**Data:**
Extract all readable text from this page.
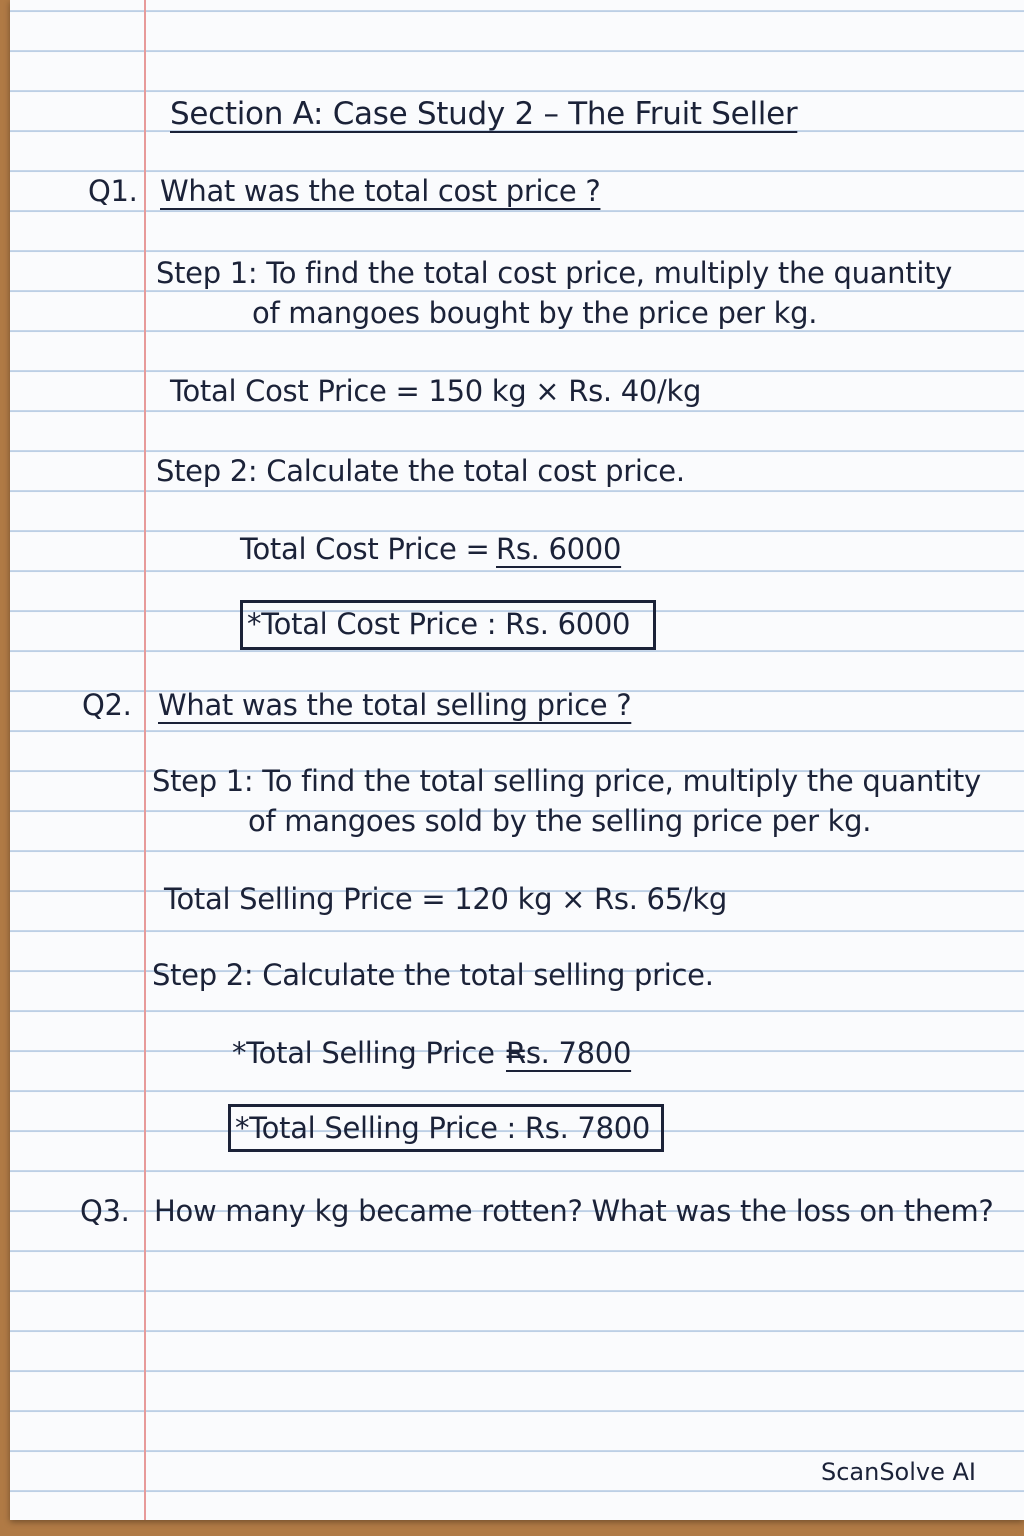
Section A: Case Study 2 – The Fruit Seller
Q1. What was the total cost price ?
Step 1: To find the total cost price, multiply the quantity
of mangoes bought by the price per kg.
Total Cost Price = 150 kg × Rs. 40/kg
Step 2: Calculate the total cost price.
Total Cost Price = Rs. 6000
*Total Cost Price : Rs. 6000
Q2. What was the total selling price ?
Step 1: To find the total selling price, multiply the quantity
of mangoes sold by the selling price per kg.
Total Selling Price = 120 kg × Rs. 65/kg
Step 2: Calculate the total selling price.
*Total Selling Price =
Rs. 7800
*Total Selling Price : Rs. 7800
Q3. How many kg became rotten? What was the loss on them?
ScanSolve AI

* * *

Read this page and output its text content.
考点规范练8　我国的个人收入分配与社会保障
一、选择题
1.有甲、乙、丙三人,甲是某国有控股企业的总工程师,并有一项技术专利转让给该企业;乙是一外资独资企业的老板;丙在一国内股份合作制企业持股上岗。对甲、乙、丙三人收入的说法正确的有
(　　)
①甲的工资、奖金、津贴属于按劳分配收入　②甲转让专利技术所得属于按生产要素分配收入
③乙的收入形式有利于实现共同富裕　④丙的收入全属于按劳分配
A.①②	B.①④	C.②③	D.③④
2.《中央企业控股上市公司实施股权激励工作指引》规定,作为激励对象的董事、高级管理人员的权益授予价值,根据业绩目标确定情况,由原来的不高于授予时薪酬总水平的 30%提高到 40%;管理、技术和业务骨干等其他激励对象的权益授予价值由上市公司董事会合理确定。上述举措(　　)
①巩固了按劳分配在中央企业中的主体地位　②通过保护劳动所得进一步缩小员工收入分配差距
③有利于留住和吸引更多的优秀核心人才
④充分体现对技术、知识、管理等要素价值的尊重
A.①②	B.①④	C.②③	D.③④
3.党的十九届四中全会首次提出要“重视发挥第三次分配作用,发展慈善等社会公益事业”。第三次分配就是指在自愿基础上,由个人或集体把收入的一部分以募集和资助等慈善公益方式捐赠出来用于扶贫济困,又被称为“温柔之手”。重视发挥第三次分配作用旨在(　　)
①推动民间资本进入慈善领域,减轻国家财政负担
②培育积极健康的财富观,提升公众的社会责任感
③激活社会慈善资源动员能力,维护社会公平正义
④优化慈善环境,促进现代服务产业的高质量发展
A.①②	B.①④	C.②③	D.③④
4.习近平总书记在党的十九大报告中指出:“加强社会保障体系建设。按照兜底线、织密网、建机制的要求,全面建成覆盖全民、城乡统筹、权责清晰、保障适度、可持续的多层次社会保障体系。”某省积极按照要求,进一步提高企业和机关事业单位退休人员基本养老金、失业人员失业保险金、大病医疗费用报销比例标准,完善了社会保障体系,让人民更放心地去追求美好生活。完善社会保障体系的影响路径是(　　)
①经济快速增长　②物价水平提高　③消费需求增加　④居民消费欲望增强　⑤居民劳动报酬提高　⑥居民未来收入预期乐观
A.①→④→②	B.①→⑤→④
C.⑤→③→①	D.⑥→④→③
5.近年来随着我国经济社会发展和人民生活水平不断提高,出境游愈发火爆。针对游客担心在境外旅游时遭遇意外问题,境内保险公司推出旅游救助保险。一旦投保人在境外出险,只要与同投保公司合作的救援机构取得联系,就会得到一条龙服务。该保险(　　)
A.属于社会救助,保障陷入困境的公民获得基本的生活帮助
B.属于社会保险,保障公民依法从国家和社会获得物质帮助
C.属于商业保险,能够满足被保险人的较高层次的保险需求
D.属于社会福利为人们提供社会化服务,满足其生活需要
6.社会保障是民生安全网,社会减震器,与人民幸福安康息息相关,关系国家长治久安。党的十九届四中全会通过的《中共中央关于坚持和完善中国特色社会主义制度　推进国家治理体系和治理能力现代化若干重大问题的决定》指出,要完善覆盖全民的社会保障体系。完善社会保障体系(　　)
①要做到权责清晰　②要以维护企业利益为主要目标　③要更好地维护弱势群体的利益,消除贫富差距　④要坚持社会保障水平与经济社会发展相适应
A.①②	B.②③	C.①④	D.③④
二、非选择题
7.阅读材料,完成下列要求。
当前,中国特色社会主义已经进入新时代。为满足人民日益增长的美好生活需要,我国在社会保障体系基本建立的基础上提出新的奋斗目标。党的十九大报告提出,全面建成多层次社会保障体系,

---

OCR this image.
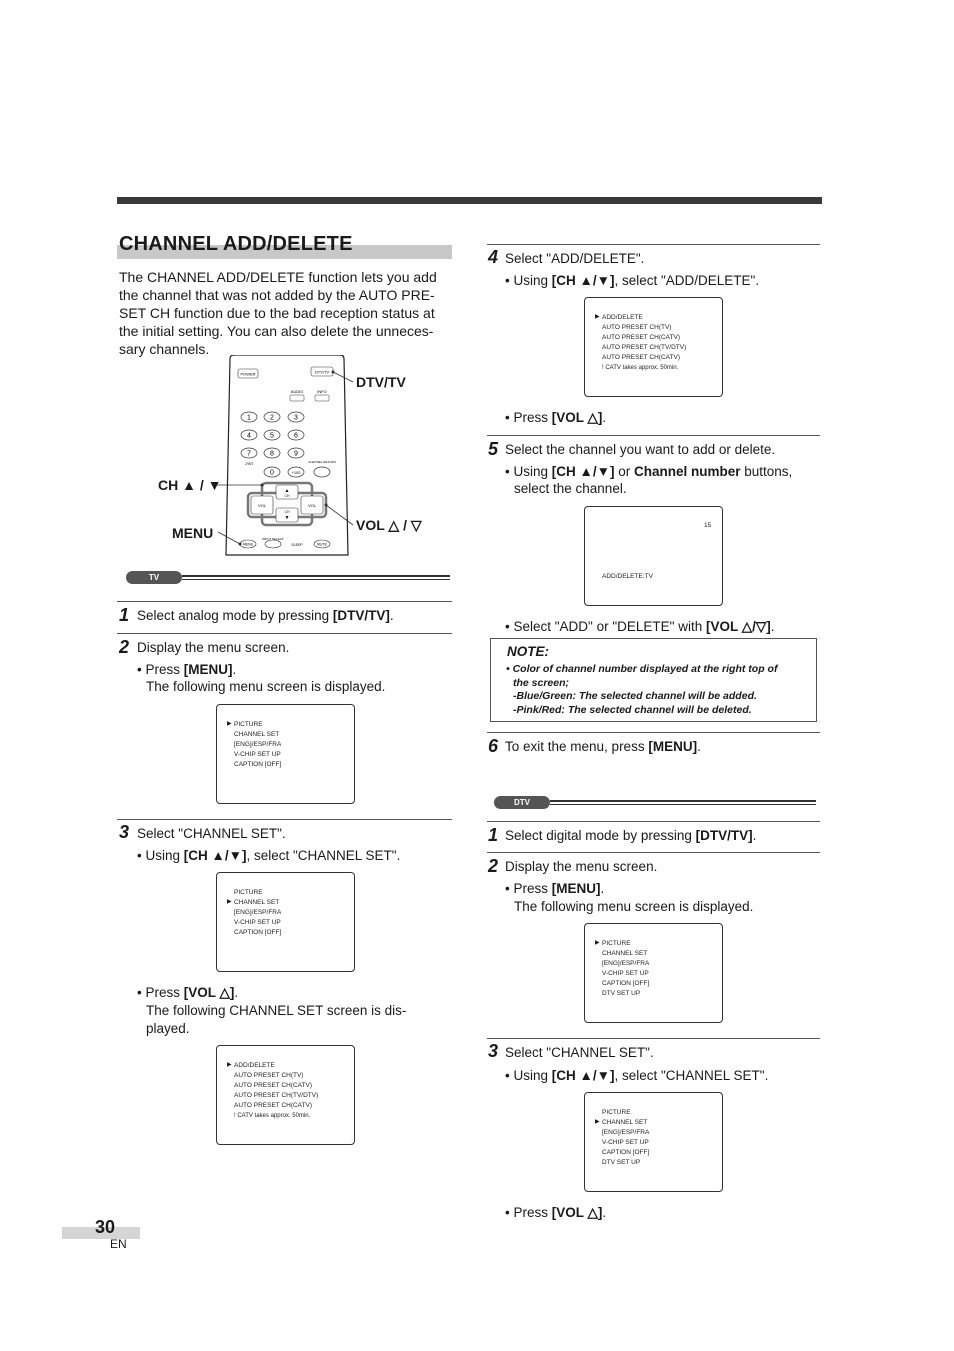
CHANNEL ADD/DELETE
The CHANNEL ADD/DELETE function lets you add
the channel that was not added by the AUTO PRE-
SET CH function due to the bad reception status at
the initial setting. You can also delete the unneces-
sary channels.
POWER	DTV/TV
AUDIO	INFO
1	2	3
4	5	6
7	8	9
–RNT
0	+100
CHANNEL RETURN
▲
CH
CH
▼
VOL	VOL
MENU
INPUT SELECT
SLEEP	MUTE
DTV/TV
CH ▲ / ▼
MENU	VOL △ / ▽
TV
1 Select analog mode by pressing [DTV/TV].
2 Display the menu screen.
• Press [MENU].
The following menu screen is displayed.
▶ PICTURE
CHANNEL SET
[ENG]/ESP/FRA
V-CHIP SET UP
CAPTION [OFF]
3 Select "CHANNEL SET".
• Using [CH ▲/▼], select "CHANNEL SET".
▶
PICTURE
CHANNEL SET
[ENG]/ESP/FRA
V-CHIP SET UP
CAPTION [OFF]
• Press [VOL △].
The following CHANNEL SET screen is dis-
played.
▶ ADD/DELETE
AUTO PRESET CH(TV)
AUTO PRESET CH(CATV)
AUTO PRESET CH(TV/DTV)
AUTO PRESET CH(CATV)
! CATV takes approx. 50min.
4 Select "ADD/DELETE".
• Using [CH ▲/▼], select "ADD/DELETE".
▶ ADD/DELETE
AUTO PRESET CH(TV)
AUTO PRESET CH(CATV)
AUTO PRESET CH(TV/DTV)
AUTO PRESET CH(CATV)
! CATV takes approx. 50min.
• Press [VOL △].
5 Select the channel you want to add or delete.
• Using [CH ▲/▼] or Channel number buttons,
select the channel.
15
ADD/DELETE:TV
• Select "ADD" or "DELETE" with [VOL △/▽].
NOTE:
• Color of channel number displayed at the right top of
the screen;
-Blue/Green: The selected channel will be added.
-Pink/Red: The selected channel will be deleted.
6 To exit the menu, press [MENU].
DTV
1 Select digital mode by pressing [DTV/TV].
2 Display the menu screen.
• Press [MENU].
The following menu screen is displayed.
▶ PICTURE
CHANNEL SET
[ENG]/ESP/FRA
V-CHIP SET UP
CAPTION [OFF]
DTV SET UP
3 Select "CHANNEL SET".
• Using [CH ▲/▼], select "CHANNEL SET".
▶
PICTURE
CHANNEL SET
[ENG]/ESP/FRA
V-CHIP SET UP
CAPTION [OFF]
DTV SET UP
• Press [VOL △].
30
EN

**What is asked:**
Establish how many lines of the records contain the string "Step" and state that number without elaboration.

**Correct result:**
4